__Entri Data__
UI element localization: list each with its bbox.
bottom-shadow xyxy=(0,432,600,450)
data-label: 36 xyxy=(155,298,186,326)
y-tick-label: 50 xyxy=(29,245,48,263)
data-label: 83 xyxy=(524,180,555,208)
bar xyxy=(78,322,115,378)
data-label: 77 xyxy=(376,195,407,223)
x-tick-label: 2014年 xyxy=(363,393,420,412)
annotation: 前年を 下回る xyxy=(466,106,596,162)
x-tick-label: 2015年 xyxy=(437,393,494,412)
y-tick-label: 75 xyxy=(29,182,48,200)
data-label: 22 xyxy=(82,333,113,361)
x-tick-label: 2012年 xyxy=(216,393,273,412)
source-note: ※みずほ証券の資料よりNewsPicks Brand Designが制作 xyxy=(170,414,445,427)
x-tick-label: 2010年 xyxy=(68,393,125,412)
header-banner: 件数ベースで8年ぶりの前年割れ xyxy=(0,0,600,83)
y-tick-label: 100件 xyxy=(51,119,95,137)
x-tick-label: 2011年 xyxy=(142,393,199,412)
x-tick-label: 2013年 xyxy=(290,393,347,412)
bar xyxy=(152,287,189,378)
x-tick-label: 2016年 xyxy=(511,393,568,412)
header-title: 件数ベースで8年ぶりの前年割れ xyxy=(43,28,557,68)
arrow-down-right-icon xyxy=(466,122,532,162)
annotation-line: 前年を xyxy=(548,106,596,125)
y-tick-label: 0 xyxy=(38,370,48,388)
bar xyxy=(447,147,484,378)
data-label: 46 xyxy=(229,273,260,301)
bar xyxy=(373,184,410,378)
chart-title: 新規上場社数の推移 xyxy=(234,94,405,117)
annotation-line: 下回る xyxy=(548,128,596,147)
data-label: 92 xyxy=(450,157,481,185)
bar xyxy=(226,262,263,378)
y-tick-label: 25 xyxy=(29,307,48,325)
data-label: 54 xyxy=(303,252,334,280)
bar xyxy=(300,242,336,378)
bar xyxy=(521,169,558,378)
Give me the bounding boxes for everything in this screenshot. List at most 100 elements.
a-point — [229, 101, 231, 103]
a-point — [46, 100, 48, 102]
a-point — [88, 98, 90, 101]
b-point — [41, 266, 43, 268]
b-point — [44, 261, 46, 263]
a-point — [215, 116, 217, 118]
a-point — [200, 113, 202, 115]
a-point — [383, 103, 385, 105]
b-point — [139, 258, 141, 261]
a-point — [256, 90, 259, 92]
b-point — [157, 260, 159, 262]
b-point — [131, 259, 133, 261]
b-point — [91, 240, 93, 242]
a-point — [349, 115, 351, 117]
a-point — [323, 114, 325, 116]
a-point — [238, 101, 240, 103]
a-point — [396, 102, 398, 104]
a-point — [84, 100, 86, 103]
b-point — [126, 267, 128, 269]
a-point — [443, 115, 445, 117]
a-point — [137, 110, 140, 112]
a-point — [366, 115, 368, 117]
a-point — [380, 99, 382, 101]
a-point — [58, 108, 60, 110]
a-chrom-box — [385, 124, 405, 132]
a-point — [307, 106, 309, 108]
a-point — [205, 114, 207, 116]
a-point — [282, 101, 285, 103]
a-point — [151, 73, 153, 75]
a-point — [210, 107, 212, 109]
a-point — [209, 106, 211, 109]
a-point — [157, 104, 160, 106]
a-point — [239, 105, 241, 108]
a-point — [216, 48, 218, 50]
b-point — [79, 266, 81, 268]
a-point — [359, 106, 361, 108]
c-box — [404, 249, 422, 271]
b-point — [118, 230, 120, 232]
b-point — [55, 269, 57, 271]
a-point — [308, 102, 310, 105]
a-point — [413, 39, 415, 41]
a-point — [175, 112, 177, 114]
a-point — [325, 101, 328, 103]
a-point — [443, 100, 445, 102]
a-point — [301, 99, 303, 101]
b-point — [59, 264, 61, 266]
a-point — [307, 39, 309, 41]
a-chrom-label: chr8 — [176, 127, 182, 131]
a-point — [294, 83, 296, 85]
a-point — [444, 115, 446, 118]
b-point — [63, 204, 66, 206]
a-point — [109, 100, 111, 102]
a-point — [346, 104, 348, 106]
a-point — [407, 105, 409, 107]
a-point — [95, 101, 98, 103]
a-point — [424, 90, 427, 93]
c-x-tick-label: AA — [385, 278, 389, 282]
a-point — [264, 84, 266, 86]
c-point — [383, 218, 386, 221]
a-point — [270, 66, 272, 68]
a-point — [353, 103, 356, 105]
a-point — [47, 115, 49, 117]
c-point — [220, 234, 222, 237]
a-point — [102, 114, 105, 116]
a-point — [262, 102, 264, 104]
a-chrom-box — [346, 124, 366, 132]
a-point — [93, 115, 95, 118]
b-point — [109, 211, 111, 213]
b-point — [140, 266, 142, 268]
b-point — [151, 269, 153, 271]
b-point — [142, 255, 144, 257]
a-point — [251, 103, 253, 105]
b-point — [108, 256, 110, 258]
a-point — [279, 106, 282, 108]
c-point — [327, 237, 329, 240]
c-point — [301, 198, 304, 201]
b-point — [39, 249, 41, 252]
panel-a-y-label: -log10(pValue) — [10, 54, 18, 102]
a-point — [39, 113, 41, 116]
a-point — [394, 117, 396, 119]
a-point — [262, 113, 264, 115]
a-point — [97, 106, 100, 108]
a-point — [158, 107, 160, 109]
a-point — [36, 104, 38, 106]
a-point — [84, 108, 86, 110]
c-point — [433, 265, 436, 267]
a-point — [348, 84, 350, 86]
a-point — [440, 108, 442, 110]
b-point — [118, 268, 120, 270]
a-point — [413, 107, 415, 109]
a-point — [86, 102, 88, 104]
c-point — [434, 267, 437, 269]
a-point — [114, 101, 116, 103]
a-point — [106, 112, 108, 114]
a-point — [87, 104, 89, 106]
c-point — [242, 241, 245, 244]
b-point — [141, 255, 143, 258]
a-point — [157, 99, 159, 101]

__Tugas__
Bisakah Anda menuliskan kembali tanpa perubahan baris-baris data mulai dari awal hingga baris yang memuat "y-tick-label: 25 xyxy=(29,307,48,325)", termasuk baris itu sendiri?

__Jawaban__
UI element localization: list each with its bbox.
bottom-shadow xyxy=(0,432,600,450)
data-label: 36 xyxy=(155,298,186,326)
y-tick-label: 50 xyxy=(29,245,48,263)
data-label: 83 xyxy=(524,180,555,208)
bar xyxy=(78,322,115,378)
data-label: 77 xyxy=(376,195,407,223)
x-tick-label: 2014年 xyxy=(363,393,420,412)
annotation: 前年を 下回る xyxy=(466,106,596,162)
x-tick-label: 2015年 xyxy=(437,393,494,412)
y-tick-label: 75 xyxy=(29,182,48,200)
data-label: 22 xyxy=(82,333,113,361)
x-tick-label: 2012年 xyxy=(216,393,273,412)
source-note: ※みずほ証券の資料よりNewsPicks Brand Designが制作 xyxy=(170,414,445,427)
x-tick-label: 2010年 xyxy=(68,393,125,412)
header-banner: 件数ベースで8年ぶりの前年割れ xyxy=(0,0,600,83)
y-tick-label: 100件 xyxy=(51,119,95,137)
x-tick-label: 2011年 xyxy=(142,393,199,412)
x-tick-label: 2013年 xyxy=(290,393,347,412)
bar xyxy=(152,287,189,378)
x-tick-label: 2016年 xyxy=(511,393,568,412)
header-title: 件数ベースで8年ぶりの前年割れ xyxy=(43,28,557,68)
arrow-down-right-icon xyxy=(466,122,532,162)
annotation-line: 前年を xyxy=(548,106,596,125)
y-tick-label: 0 xyxy=(38,370,48,388)
bar xyxy=(447,147,484,378)
data-label: 46 xyxy=(229,273,260,301)
bar xyxy=(373,184,410,378)
chart-title: 新規上場社数の推移 xyxy=(234,94,405,117)
annotation-line: 下回る xyxy=(548,128,596,147)
data-label: 92 xyxy=(450,157,481,185)
bar xyxy=(226,262,263,378)
y-tick-label: 25 xyxy=(29,307,48,325)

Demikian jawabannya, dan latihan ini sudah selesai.